Below are some records. Count the lines with "собрание" in them and give nothing but the total.

******************************

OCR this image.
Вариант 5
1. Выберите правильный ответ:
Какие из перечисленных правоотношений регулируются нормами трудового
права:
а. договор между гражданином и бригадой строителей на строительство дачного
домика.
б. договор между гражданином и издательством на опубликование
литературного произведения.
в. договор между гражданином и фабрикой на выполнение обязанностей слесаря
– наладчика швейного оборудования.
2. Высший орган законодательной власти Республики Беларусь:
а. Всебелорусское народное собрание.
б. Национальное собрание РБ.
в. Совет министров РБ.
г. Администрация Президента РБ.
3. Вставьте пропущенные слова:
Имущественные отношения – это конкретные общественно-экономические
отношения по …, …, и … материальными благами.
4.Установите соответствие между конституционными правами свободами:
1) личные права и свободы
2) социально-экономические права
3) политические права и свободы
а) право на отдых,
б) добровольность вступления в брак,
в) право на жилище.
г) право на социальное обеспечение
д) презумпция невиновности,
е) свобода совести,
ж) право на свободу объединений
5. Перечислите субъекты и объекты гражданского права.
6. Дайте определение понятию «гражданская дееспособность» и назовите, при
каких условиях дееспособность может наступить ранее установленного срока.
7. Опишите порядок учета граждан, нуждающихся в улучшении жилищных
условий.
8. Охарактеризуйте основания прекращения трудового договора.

******************************

Output | 2